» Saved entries
====================
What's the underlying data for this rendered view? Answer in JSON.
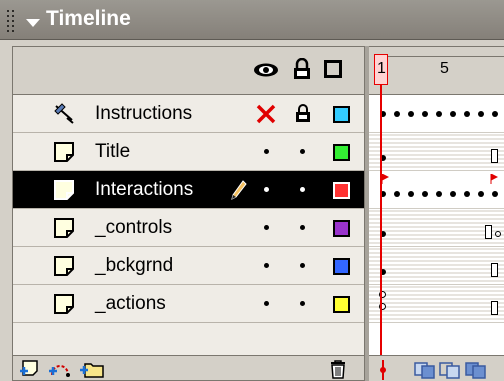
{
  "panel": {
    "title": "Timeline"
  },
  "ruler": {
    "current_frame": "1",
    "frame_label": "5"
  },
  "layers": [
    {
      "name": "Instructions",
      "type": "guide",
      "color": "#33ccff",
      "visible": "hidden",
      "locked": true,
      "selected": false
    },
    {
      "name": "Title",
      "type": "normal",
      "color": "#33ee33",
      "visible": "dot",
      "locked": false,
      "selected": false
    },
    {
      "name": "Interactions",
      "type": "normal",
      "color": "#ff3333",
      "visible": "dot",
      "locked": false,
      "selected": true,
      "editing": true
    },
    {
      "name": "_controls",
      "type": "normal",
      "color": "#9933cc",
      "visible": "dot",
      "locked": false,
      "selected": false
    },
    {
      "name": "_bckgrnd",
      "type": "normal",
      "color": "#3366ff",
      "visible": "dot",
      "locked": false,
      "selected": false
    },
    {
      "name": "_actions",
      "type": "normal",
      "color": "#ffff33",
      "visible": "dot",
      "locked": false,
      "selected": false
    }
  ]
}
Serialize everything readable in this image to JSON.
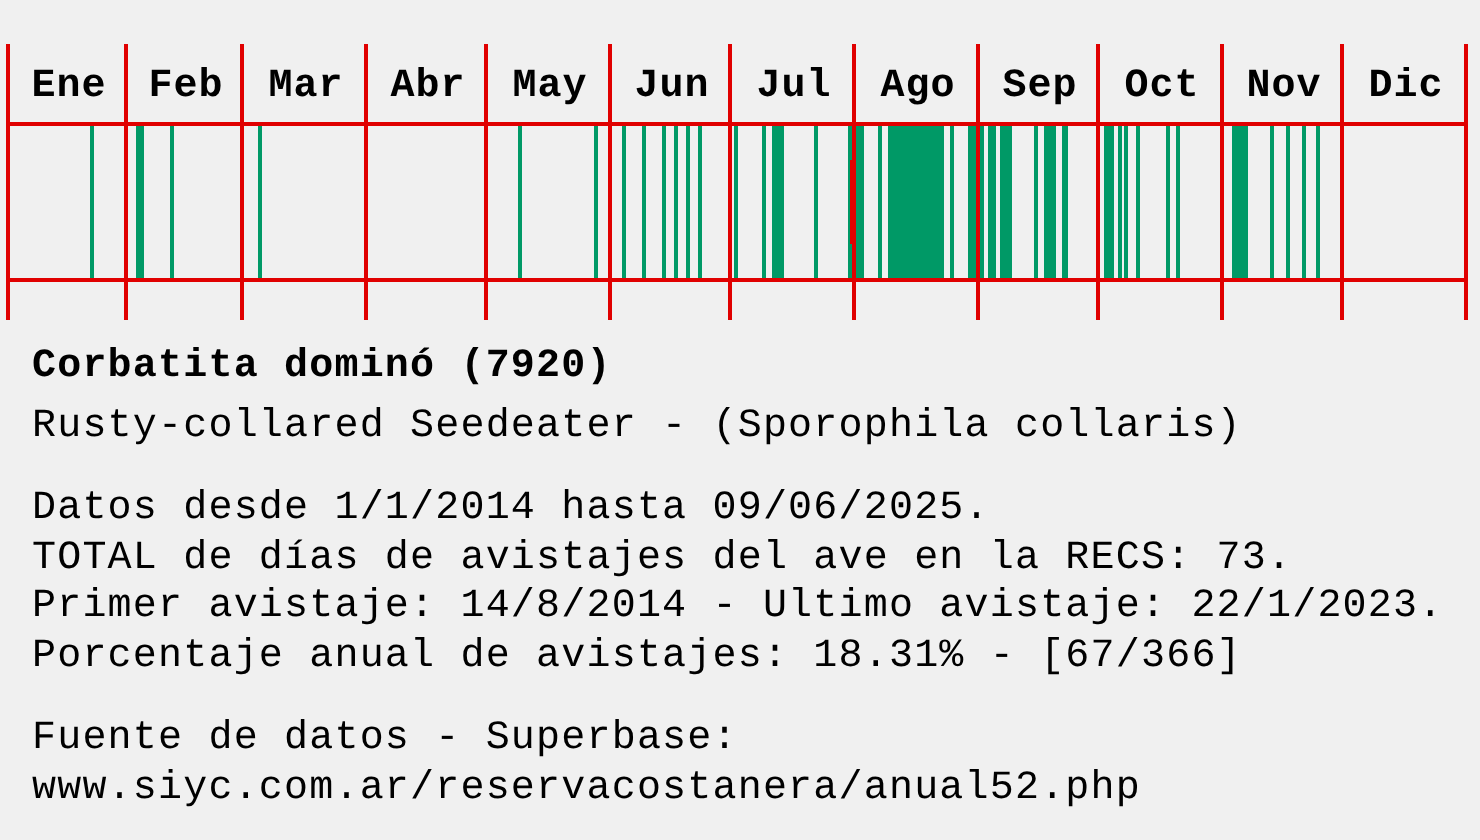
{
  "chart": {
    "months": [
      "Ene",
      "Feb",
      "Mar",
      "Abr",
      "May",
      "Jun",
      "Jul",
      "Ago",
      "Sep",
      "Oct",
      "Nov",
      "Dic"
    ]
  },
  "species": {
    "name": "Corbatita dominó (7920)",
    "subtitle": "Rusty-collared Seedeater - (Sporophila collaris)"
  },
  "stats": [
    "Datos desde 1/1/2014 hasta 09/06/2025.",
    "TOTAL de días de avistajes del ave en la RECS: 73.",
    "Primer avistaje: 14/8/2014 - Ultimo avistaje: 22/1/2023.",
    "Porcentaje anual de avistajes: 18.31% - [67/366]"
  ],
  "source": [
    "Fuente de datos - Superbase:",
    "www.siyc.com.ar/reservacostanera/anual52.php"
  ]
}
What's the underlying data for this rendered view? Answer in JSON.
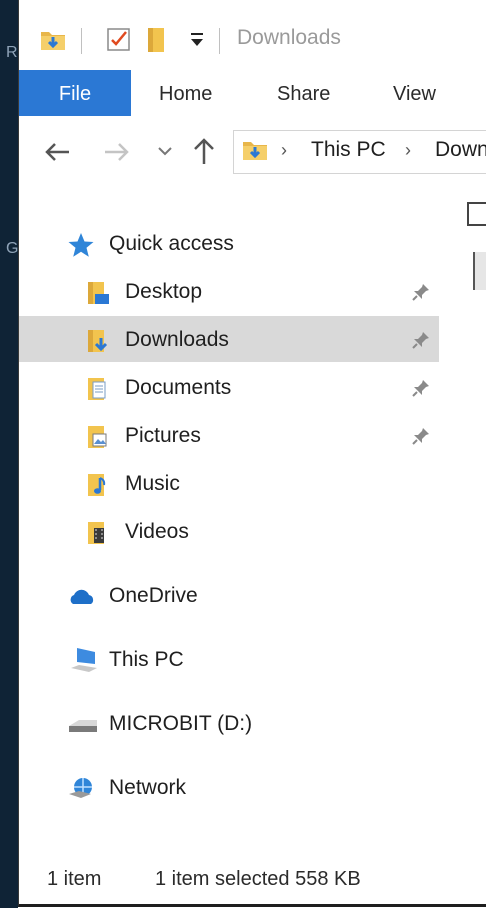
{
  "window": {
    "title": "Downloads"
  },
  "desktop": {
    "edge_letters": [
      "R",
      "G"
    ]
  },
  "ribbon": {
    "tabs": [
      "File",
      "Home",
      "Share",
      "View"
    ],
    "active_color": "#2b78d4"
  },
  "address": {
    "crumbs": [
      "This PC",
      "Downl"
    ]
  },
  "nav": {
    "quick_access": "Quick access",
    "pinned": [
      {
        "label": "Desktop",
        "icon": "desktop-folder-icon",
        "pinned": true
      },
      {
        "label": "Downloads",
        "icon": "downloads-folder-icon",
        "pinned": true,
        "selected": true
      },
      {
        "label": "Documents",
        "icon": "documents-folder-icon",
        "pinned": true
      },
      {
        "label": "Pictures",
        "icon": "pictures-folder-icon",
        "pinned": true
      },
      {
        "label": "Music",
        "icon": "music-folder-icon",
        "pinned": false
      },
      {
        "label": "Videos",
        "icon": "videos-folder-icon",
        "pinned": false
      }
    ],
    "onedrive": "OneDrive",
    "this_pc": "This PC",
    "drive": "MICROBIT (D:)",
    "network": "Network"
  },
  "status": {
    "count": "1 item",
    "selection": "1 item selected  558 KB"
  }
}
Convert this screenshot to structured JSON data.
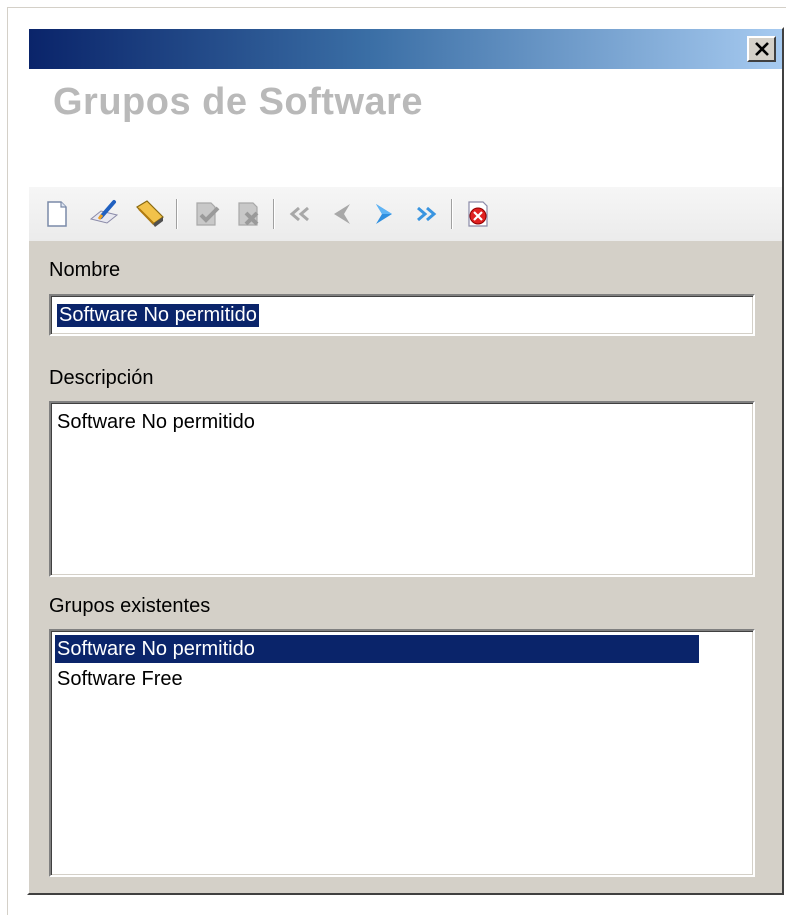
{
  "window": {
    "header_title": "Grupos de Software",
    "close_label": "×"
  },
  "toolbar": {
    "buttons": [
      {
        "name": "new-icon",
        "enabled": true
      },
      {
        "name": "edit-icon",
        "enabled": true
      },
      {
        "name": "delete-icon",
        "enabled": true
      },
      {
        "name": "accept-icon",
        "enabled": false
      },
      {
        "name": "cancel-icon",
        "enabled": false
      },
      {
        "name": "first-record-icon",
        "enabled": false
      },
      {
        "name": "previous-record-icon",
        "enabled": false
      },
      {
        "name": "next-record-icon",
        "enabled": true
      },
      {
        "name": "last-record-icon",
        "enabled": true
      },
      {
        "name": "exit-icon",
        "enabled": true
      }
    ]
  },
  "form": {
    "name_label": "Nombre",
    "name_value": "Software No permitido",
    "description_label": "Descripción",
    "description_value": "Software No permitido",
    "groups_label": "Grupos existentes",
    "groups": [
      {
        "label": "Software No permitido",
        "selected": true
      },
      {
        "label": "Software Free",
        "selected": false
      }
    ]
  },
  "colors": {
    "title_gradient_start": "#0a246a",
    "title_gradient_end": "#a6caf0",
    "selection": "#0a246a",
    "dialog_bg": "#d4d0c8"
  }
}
====================
» GIVEN PROBLEM
Copy each line holding the word "selection" from the listing above.

» EXERCISE OUTPUT
    "selection": "1 item selected  558 KB"
    "selection": "#0a246a",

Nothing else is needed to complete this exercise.